Figure contents as structured data:

+ + + +

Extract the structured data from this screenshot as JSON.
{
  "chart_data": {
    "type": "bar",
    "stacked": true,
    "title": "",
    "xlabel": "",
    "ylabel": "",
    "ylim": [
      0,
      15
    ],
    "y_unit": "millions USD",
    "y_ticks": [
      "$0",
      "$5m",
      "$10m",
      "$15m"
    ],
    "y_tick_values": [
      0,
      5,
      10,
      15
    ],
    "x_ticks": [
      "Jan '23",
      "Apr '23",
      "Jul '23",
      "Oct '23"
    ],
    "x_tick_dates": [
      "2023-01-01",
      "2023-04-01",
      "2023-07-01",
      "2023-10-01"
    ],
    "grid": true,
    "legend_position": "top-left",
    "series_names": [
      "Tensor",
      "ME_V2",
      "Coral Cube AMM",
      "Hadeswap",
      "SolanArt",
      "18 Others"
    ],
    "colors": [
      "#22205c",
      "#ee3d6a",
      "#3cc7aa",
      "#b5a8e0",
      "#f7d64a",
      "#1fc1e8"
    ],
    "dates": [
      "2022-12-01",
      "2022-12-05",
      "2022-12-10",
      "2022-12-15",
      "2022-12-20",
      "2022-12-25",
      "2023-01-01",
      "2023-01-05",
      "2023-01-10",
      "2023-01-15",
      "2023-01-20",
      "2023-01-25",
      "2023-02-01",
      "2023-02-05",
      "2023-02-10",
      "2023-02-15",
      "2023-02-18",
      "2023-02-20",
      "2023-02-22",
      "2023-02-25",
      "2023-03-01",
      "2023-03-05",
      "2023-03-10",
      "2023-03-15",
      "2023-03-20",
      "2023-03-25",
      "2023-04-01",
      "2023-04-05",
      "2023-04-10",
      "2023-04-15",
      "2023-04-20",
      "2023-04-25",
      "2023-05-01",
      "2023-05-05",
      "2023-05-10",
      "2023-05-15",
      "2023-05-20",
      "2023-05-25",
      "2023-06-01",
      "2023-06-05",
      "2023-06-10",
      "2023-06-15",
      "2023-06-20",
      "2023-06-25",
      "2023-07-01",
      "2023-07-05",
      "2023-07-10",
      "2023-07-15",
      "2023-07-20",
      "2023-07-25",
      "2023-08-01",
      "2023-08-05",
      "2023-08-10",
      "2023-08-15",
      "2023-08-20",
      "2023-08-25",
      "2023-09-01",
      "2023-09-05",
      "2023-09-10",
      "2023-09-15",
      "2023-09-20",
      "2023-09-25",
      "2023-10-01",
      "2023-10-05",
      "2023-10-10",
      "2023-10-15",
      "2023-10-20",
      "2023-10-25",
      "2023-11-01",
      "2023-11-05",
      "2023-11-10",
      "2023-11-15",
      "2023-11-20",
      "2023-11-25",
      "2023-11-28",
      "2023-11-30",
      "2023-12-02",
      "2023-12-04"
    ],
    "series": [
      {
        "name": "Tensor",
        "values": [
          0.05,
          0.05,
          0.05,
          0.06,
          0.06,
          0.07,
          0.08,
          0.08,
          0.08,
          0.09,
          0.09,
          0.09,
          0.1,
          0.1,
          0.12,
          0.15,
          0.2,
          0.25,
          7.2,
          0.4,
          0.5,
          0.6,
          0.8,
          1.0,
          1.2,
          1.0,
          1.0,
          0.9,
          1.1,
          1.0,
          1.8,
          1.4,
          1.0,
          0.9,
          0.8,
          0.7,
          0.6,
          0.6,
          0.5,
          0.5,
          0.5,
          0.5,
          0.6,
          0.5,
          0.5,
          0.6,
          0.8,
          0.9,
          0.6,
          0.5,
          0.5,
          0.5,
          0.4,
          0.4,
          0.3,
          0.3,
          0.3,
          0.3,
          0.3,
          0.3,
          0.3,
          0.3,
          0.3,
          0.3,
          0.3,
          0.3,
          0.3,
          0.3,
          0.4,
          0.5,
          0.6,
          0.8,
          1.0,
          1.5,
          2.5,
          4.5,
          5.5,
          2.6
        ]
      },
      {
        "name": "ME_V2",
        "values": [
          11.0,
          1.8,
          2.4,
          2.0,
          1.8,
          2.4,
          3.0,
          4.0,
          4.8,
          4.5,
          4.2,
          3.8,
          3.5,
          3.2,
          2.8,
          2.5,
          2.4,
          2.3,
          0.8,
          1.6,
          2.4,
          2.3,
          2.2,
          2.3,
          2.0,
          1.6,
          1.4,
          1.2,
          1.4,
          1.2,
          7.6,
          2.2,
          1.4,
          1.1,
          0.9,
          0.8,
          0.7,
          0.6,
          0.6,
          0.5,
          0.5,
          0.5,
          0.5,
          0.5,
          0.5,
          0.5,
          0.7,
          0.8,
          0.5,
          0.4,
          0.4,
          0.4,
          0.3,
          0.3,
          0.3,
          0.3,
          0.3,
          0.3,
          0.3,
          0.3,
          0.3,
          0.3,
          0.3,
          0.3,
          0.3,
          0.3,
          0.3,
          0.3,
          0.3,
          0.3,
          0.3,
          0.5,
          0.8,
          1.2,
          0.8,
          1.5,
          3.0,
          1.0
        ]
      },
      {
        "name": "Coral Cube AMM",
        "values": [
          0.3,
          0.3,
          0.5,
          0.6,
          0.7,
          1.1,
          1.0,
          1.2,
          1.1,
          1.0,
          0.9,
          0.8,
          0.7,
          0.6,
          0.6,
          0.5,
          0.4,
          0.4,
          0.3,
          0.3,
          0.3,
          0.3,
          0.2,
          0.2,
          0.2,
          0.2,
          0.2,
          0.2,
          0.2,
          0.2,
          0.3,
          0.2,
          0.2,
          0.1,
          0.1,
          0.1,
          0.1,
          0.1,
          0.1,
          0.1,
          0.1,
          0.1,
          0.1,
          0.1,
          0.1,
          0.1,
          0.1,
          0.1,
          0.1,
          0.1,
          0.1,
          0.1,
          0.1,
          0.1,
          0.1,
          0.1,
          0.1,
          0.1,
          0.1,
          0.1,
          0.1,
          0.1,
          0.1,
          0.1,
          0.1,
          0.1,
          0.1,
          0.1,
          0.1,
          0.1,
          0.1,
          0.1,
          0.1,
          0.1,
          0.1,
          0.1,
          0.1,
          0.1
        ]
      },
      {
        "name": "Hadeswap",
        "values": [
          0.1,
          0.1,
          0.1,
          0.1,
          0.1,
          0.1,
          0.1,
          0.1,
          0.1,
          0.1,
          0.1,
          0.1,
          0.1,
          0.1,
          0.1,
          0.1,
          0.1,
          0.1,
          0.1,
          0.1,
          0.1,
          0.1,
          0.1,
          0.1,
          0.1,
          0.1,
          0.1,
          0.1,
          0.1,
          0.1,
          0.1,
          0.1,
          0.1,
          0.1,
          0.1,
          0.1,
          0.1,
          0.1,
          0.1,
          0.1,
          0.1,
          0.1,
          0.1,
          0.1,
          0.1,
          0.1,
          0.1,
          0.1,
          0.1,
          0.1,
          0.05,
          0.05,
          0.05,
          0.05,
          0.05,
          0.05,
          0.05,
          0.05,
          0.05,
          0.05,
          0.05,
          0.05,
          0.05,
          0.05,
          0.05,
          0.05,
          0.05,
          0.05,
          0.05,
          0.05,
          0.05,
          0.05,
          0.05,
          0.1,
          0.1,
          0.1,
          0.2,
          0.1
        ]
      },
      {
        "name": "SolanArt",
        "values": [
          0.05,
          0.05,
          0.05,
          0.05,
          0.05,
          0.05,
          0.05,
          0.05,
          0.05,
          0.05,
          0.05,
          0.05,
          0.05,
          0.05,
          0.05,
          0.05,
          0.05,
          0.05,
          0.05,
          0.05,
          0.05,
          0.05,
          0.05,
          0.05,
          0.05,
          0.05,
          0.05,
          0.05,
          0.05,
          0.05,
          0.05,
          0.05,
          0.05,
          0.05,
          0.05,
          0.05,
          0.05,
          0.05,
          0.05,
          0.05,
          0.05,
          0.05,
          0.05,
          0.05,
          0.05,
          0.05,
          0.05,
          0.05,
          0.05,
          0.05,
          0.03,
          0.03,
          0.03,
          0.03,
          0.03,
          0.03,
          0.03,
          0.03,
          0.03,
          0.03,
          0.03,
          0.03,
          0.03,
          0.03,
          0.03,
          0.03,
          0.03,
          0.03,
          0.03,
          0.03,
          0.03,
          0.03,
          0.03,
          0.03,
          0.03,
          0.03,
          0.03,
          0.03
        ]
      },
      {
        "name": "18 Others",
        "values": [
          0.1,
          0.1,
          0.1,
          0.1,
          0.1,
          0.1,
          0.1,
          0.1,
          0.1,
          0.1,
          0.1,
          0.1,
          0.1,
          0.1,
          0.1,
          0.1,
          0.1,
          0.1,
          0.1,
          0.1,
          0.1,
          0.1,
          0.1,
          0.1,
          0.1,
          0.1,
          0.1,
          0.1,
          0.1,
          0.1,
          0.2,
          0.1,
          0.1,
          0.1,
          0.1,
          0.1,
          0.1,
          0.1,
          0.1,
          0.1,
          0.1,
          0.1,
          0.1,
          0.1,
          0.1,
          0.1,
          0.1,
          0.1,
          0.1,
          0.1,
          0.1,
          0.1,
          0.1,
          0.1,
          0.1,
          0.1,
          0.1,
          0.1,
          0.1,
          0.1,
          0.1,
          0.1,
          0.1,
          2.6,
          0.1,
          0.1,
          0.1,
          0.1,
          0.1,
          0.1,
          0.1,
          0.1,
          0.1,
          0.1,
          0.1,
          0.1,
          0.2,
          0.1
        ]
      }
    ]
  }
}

+ + + +

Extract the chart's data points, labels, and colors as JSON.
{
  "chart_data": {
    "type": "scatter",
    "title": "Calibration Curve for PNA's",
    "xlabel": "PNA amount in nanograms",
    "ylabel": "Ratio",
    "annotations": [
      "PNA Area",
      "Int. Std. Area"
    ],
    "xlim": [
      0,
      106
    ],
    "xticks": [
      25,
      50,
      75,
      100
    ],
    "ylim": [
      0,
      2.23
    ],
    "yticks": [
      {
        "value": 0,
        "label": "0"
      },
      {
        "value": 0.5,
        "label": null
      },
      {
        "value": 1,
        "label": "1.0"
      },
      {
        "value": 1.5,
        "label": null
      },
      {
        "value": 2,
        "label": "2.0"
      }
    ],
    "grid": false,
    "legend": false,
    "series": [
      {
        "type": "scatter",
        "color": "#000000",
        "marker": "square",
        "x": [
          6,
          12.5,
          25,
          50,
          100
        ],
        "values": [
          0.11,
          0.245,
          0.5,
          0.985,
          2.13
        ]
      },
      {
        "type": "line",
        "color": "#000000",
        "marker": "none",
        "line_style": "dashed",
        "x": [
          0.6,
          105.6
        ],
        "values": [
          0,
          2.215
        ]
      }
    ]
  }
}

+ + + +

Job: Extract every line above that contains the word "JSON".

Response to this task:
Extract the structured data from this screenshot as JSON.
Extract the chart's data points, labels, and colors as JSON.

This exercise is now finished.